Entries shown:
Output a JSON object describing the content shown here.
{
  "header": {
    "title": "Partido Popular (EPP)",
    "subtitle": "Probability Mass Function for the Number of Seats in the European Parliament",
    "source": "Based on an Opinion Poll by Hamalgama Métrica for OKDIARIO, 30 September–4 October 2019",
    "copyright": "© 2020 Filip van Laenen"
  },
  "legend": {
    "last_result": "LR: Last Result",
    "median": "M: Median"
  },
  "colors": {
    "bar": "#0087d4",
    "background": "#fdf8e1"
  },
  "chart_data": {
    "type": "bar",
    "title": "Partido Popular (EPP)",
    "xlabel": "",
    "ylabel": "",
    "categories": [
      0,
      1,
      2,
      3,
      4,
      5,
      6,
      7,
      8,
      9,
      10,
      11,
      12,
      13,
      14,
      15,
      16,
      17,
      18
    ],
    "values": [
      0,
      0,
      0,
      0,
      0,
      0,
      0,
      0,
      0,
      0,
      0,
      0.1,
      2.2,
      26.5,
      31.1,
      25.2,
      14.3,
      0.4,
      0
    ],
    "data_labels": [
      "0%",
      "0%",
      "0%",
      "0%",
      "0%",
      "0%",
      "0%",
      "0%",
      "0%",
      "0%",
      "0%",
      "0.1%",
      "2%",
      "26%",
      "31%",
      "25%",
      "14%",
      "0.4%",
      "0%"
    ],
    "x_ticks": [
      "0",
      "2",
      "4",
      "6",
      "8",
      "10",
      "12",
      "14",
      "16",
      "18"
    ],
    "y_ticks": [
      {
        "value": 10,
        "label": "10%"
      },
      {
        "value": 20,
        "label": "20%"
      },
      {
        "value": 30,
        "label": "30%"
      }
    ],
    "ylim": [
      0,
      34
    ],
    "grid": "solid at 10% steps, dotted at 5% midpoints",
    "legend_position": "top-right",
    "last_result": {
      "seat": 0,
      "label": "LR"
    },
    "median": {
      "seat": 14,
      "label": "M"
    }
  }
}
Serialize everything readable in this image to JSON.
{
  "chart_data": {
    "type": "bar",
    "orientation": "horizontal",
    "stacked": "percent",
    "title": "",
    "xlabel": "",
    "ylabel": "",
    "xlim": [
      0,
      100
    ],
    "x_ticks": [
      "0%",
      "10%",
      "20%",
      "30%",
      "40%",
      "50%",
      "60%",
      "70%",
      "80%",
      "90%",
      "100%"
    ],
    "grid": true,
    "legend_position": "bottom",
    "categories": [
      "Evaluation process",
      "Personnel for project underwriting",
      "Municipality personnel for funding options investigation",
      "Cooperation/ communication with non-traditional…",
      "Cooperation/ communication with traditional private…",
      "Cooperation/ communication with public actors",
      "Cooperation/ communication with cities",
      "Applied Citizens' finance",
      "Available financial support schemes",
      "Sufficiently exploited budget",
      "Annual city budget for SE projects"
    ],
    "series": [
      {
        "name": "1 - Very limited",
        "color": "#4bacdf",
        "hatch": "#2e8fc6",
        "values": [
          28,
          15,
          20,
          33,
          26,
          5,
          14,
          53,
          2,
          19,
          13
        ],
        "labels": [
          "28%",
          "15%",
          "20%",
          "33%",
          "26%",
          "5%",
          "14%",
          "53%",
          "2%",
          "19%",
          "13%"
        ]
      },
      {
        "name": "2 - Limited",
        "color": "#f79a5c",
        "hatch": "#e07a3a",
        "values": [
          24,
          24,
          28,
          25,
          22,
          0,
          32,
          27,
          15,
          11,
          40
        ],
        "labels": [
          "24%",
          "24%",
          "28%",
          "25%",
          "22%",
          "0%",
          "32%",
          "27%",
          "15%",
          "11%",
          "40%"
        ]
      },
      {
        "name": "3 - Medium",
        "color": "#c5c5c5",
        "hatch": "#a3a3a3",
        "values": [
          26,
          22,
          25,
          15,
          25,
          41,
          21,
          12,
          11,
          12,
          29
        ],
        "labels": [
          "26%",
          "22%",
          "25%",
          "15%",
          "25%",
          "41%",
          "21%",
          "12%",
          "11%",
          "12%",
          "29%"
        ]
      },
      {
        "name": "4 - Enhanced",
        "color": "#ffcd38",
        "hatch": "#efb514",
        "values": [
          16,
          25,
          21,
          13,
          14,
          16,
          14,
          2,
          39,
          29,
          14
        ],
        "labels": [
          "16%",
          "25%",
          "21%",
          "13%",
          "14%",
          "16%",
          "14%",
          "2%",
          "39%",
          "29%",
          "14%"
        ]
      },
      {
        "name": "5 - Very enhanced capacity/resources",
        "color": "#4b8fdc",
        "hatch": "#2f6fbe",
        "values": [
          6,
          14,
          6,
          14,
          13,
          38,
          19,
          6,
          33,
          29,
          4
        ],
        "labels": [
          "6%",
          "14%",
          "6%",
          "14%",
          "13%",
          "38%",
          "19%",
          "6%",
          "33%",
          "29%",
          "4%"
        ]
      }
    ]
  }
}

Aim: Find every line holding the word "grid"; give their count and nothing else.

Written response: 2